> **Aim**:
Copy every line of the data that contains the string "username".

Extracted records

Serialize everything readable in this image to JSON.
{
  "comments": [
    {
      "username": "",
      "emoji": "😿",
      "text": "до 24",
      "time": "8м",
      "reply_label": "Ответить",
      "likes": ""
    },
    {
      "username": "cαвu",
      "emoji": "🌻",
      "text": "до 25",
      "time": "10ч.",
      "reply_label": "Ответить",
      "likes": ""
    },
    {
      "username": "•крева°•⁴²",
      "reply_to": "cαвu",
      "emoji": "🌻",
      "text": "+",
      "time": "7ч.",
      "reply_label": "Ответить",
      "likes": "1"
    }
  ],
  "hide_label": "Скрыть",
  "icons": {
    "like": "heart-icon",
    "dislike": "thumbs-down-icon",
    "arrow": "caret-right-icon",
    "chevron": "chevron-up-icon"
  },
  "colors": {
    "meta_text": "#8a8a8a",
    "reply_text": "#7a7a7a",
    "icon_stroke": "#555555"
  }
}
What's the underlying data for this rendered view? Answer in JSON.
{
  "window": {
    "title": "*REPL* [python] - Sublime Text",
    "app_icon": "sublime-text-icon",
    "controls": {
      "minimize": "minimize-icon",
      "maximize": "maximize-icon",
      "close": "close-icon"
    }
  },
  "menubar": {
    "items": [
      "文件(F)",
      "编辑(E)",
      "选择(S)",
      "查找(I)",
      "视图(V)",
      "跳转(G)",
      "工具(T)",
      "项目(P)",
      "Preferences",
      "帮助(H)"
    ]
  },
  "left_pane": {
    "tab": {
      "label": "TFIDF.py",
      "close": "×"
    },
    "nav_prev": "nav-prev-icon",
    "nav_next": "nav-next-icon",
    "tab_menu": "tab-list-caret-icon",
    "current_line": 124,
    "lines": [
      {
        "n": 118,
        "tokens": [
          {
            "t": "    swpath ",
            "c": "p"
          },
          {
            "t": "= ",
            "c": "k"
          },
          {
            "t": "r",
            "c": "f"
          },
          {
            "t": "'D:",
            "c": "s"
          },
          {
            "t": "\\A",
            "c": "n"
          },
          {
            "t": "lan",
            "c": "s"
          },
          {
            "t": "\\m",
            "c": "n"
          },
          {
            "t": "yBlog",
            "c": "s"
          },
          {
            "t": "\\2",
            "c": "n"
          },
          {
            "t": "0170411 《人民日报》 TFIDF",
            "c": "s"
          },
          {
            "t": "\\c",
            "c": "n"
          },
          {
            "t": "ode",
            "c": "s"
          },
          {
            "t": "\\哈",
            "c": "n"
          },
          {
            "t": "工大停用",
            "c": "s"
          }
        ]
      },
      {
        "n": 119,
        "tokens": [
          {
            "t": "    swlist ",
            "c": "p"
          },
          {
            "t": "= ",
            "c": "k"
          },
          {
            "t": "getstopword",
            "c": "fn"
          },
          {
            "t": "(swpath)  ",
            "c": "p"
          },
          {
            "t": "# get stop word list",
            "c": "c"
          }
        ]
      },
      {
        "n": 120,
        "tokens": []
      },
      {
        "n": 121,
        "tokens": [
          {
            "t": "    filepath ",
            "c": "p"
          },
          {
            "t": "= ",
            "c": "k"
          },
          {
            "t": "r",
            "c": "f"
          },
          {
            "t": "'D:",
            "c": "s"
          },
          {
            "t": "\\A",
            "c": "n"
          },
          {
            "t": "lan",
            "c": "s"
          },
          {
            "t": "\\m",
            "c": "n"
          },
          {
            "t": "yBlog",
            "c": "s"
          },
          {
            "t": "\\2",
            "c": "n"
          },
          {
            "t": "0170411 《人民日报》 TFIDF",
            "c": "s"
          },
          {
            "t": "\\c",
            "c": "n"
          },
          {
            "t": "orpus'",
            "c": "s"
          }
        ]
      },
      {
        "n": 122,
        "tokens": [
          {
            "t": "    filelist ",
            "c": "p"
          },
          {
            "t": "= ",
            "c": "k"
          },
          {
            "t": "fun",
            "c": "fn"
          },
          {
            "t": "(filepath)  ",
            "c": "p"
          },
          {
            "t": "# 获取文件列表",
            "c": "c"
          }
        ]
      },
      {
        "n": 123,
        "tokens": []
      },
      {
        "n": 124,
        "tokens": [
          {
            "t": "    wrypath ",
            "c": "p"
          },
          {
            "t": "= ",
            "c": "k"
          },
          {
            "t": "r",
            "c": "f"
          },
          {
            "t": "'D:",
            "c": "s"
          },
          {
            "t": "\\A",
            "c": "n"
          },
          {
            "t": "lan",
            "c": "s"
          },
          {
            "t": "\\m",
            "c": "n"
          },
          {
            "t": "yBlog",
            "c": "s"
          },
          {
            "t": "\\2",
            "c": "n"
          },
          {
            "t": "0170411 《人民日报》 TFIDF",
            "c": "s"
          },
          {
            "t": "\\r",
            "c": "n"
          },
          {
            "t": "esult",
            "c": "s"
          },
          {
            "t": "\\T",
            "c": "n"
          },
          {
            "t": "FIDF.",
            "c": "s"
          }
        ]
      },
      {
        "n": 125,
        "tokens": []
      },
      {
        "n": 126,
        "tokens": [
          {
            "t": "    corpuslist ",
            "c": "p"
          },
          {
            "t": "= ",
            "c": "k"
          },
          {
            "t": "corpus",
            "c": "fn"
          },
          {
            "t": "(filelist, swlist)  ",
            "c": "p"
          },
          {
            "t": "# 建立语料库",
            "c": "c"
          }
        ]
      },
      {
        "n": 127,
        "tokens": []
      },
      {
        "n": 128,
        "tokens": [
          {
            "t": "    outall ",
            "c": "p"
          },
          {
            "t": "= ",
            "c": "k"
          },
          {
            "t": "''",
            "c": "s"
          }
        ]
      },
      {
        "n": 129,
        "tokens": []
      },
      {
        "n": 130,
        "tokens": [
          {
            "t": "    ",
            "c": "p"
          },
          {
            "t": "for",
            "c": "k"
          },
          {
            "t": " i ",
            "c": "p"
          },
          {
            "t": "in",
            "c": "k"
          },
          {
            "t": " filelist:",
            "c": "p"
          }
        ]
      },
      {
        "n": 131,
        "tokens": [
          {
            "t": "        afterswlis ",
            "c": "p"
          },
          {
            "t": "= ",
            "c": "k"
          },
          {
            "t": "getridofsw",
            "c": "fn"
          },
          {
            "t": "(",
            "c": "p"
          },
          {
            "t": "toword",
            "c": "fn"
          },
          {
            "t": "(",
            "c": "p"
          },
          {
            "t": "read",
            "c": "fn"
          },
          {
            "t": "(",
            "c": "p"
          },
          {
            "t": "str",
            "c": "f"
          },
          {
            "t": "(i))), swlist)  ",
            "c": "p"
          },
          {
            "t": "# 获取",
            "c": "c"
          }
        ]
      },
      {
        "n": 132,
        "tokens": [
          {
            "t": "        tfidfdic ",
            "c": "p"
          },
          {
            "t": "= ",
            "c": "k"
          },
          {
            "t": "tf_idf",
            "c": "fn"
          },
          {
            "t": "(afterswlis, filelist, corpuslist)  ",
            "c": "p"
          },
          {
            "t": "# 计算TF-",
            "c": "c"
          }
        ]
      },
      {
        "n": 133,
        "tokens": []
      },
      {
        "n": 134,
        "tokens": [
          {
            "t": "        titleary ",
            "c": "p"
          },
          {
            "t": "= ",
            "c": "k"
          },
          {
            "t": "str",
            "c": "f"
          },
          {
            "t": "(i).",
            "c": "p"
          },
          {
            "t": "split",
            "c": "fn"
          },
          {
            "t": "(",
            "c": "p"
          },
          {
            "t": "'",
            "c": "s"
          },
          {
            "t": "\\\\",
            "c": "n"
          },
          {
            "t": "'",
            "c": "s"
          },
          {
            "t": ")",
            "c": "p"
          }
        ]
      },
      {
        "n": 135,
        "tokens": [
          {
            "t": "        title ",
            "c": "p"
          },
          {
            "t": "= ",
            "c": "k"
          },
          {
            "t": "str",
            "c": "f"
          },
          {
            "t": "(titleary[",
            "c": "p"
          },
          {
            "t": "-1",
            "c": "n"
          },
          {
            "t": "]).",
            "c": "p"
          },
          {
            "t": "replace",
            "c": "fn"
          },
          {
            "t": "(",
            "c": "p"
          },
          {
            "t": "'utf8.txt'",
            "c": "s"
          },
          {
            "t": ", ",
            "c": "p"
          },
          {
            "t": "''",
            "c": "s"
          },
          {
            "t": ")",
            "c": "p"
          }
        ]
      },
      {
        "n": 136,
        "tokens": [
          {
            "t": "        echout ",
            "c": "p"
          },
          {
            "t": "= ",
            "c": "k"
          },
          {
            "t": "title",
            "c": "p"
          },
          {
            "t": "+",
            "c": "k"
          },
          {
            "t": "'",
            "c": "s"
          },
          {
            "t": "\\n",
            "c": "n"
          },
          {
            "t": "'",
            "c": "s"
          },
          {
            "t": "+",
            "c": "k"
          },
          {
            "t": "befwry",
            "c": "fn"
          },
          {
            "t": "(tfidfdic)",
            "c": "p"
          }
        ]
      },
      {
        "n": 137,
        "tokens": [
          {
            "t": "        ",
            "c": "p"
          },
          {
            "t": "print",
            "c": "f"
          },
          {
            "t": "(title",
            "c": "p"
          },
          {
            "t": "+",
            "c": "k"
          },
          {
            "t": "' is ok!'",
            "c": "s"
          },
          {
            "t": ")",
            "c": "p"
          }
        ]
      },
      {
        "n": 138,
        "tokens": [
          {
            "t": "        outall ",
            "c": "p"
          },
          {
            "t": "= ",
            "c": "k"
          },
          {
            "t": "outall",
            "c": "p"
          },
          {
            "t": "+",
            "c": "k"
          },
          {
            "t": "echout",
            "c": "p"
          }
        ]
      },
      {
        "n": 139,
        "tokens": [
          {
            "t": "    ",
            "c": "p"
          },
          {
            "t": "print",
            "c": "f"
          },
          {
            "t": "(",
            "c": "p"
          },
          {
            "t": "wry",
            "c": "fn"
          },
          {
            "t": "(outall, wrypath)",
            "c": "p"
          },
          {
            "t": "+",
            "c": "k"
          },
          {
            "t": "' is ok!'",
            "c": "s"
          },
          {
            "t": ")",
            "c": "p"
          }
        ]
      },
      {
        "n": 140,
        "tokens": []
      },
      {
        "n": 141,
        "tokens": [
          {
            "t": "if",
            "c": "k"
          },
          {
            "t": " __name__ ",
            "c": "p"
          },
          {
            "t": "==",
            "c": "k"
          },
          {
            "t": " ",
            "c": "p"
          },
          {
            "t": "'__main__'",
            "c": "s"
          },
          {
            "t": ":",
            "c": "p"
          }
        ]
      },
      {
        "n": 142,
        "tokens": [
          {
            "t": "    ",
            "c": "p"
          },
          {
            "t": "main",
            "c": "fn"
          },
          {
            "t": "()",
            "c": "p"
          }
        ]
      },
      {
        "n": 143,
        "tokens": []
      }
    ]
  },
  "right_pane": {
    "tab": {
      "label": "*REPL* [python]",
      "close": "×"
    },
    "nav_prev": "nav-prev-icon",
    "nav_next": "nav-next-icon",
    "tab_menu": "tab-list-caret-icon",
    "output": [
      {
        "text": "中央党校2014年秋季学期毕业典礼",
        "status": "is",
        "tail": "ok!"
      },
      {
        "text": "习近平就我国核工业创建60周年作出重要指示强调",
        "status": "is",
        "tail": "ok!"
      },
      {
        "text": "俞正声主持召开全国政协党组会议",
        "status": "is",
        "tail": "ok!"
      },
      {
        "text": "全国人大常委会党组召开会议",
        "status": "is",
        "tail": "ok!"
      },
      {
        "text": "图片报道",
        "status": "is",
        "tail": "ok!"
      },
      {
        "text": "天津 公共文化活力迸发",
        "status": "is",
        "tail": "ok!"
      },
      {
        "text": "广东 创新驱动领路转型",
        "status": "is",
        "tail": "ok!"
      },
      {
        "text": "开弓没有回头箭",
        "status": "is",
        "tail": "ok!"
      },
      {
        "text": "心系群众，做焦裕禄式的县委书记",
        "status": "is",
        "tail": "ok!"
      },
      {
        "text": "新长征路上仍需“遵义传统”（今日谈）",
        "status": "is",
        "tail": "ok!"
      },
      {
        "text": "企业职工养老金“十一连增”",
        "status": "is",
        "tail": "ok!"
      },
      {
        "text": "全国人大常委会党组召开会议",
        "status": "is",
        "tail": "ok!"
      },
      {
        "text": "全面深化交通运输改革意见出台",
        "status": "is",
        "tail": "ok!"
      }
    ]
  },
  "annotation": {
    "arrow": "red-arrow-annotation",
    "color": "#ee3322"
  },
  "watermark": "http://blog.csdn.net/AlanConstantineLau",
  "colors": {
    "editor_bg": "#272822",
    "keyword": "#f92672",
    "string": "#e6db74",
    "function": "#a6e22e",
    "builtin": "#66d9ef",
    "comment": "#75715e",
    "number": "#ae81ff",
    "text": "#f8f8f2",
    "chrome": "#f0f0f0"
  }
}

> **Answer to the problem**:
      "username": "",
      "username": "cαвu",
      "username": "•крева°•⁴²",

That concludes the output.